(Dataset items)
— start —
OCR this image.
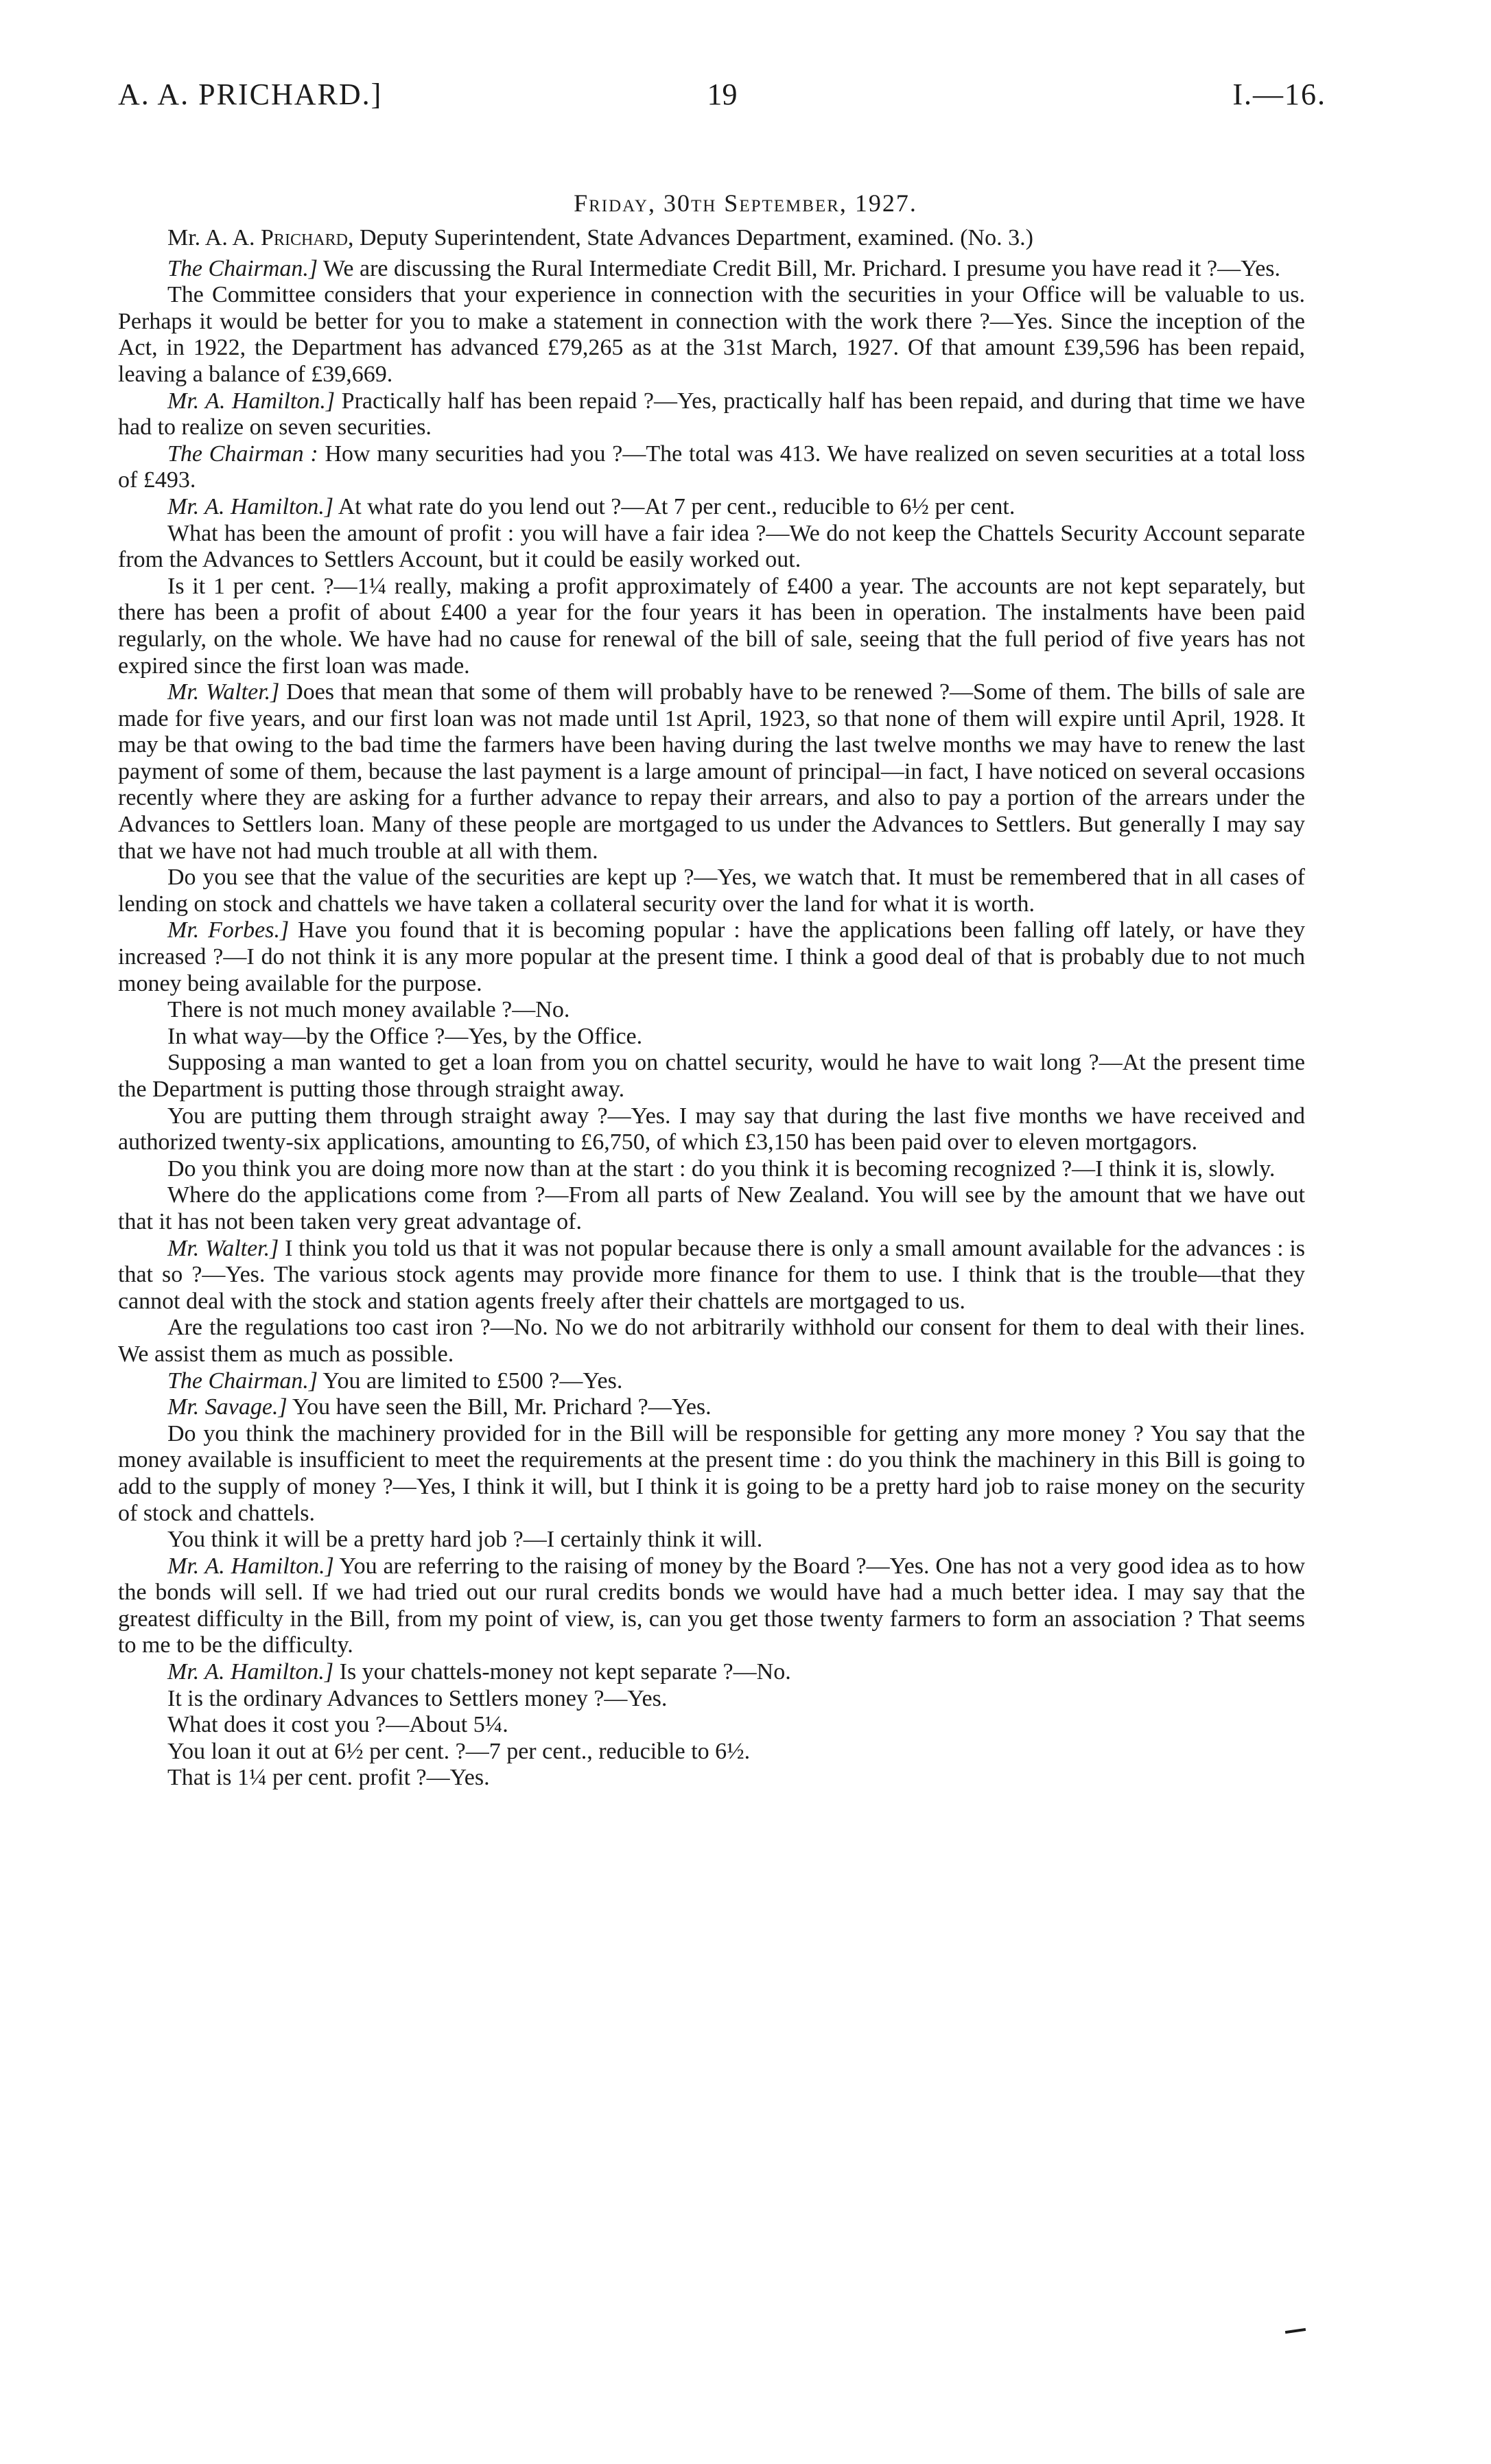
A. A. PRICHARD.]	19	I.—16.
Friday, 30th September, 1927.

Mr. A. A. Prichard, Deputy Superintendent, State Advances Department, examined. (No. 3.)

The Chairman.] We are discussing the Rural Intermediate Credit Bill, Mr. Prichard. I presume you have read it ?—Yes.

The Committee considers that your experience in connection with the securities in your Office will be valuable to us. Perhaps it would be better for you to make a statement in connection with the work there ?—Yes. Since the inception of the Act, in 1922, the Department has advanced £79,265 as at the 31st March, 1927. Of that amount £39,596 has been repaid, leaving a balance of £39,669.

Mr. A. Hamilton.] Practically half has been repaid ?—Yes, practically half has been repaid, and during that time we have had to realize on seven securities.

The Chairman : How many securities had you ?—The total was 413. We have realized on seven securities at a total loss of £493.

Mr. A. Hamilton.] At what rate do you lend out ?—At 7 per cent., reducible to 6½ per cent.

What has been the amount of profit : you will have a fair idea ?—We do not keep the Chattels Security Account separate from the Advances to Settlers Account, but it could be easily worked out.

Is it 1 per cent. ?—1¼ really, making a profit approximately of £400 a year. The accounts are not kept separately, but there has been a profit of about £400 a year for the four years it has been in operation. The instalments have been paid regularly, on the whole. We have had no cause for renewal of the bill of sale, seeing that the full period of five years has not expired since the first loan was made.

Mr. Walter.] Does that mean that some of them will probably have to be renewed ?—Some of them. The bills of sale are made for five years, and our first loan was not made until 1st April, 1923, so that none of them will expire until April, 1928. It may be that owing to the bad time the farmers have been having during the last twelve months we may have to renew the last payment of some of them, because the last payment is a large amount of principal—in fact, I have noticed on several occasions recently where they are asking for a further advance to repay their arrears, and also to pay a portion of the arrears under the Advances to Settlers loan. Many of these people are mortgaged to us under the Advances to Settlers. But generally I may say that we have not had much trouble at all with them.

Do you see that the value of the securities are kept up ?—Yes, we watch that. It must be remembered that in all cases of lending on stock and chattels we have taken a collateral security over the land for what it is worth.

Mr. Forbes.] Have you found that it is becoming popular : have the applications been falling off lately, or have they increased ?—I do not think it is any more popular at the present time. I think a good deal of that is probably due to not much money being available for the purpose.

There is not much money available ?—No.

In what way—by the Office ?—Yes, by the Office.

Supposing a man wanted to get a loan from you on chattel security, would he have to wait long ?—At the present time the Department is putting those through straight away.

You are putting them through straight away ?—Yes. I may say that during the last five months we have received and authorized twenty-six applications, amounting to £6,750, of which £3,150 has been paid over to eleven mortgagors.

Do you think you are doing more now than at the start : do you think it is becoming recognized ?—I think it is, slowly.

Where do the applications come from ?—From all parts of New Zealand. You will see by the amount that we have out that it has not been taken very great advantage of.

Mr. Walter.] I think you told us that it was not popular because there is only a small amount available for the advances : is that so ?—Yes. The various stock agents may provide more finance for them to use. I think that is the trouble—that they cannot deal with the stock and station agents freely after their chattels are mortgaged to us.

Are the regulations too cast iron ?—No. No we do not arbitrarily withhold our consent for them to deal with their lines. We assist them as much as possible.

The Chairman.] You are limited to £500 ?—Yes.

Mr. Savage.] You have seen the Bill, Mr. Prichard ?—Yes.

Do you think the machinery provided for in the Bill will be responsible for getting any more money ? You say that the money available is insufficient to meet the requirements at the present time : do you think the machinery in this Bill is going to add to the supply of money ?—Yes, I think it will, but I think it is going to be a pretty hard job to raise money on the security of stock and chattels.

You think it will be a pretty hard job ?—I certainly think it will.

Mr. A. Hamilton.] You are referring to the raising of money by the Board ?—Yes. One has not a very good idea as to how the bonds will sell. If we had tried out our rural credits bonds we would have had a much better idea. I may say that the greatest difficulty in the Bill, from my point of view, is, can you get those twenty farmers to form an association ? That seems to me to be the difficulty.

Mr. A. Hamilton.] Is your chattels-money not kept separate ?—No.

It is the ordinary Advances to Settlers money ?—Yes.

What does it cost you ?—About 5¼.

You loan it out at 6½ per cent. ?—7 per cent., reducible to 6½.

That is 1¼ per cent. profit ?—Yes.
— end —
== What to do ==
Quote every entry exactly, with the pictures omitted.

== Answer ==
OCR this image.
A. A. PRICHARD.]	19	I.—16.
Friday, 30th September, 1927.

Mr. A. A. Prichard, Deputy Superintendent, State Advances Department, examined. (No. 3.)

The Chairman.] We are discussing the Rural Intermediate Credit Bill, Mr. Prichard. I presume you have read it ?—Yes.

The Committee considers that your experience in connection with the securities in your Office will be valuable to us. Perhaps it would be better for you to make a statement in connection with the work there ?—Yes. Since the inception of the Act, in 1922, the Department has advanced £79,265 as at the 31st March, 1927. Of that amount £39,596 has been repaid, leaving a balance of £39,669.

Mr. A. Hamilton.] Practically half has been repaid ?—Yes, practically half has been repaid, and during that time we have had to realize on seven securities.

The Chairman : How many securities had you ?—The total was 413. We have realized on seven securities at a total loss of £493.

Mr. A. Hamilton.] At what rate do you lend out ?—At 7 per cent., reducible to 6½ per cent.

What has been the amount of profit : you will have a fair idea ?—We do not keep the Chattels Security Account separate from the Advances to Settlers Account, but it could be easily worked out.

Is it 1 per cent. ?—1¼ really, making a profit approximately of £400 a year. The accounts are not kept separately, but there has been a profit of about £400 a year for the four years it has been in operation. The instalments have been paid regularly, on the whole. We have had no cause for renewal of the bill of sale, seeing that the full period of five years has not expired since the first loan was made.

Mr. Walter.] Does that mean that some of them will probably have to be renewed ?—Some of them. The bills of sale are made for five years, and our first loan was not made until 1st April, 1923, so that none of them will expire until April, 1928. It may be that owing to the bad time the farmers have been having during the last twelve months we may have to renew the last payment of some of them, because the last payment is a large amount of principal—in fact, I have noticed on several occasions recently where they are asking for a further advance to repay their arrears, and also to pay a portion of the arrears under the Advances to Settlers loan. Many of these people are mortgaged to us under the Advances to Settlers. But generally I may say that we have not had much trouble at all with them.

Do you see that the value of the securities are kept up ?—Yes, we watch that. It must be remembered that in all cases of lending on stock and chattels we have taken a collateral security over the land for what it is worth.

Mr. Forbes.] Have you found that it is becoming popular : have the applications been falling off lately, or have they increased ?—I do not think it is any more popular at the present time. I think a good deal of that is probably due to not much money being available for the purpose.

There is not much money available ?—No.

In what way—by the Office ?—Yes, by the Office.

Supposing a man wanted to get a loan from you on chattel security, would he have to wait long ?—At the present time the Department is putting those through straight away.

You are putting them through straight away ?—Yes. I may say that during the last five months we have received and authorized twenty-six applications, amounting to £6,750, of which £3,150 has been paid over to eleven mortgagors.

Do you think you are doing more now than at the start : do you think it is becoming recognized ?—I think it is, slowly.

Where do the applications come from ?—From all parts of New Zealand. You will see by the amount that we have out that it has not been taken very great advantage of.

Mr. Walter.] I think you told us that it was not popular because there is only a small amount available for the advances : is that so ?—Yes. The various stock agents may provide more finance for them to use. I think that is the trouble—that they cannot deal with the stock and station agents freely after their chattels are mortgaged to us.

Are the regulations too cast iron ?—No. No we do not arbitrarily withhold our consent for them to deal with their lines. We assist them as much as possible.

The Chairman.] You are limited to £500 ?—Yes.

Mr. Savage.] You have seen the Bill, Mr. Prichard ?—Yes.

Do you think the machinery provided for in the Bill will be responsible for getting any more money ? You say that the money available is insufficient to meet the requirements at the present time : do you think the machinery in this Bill is going to add to the supply of money ?—Yes, I think it will, but I think it is going to be a pretty hard job to raise money on the security of stock and chattels.

You think it will be a pretty hard job ?—I certainly think it will.

Mr. A. Hamilton.] You are referring to the raising of money by the Board ?—Yes. One has not a very good idea as to how the bonds will sell. If we had tried out our rural credits bonds we would have had a much better idea. I may say that the greatest difficulty in the Bill, from my point of view, is, can you get those twenty farmers to form an association ? That seems to me to be the difficulty.

Mr. A. Hamilton.] Is your chattels-money not kept separate ?—No.

It is the ordinary Advances to Settlers money ?—Yes.

What does it cost you ?—About 5¼.

You loan it out at 6½ per cent. ?—7 per cent., reducible to 6½.

That is 1¼ per cent. profit ?—Yes.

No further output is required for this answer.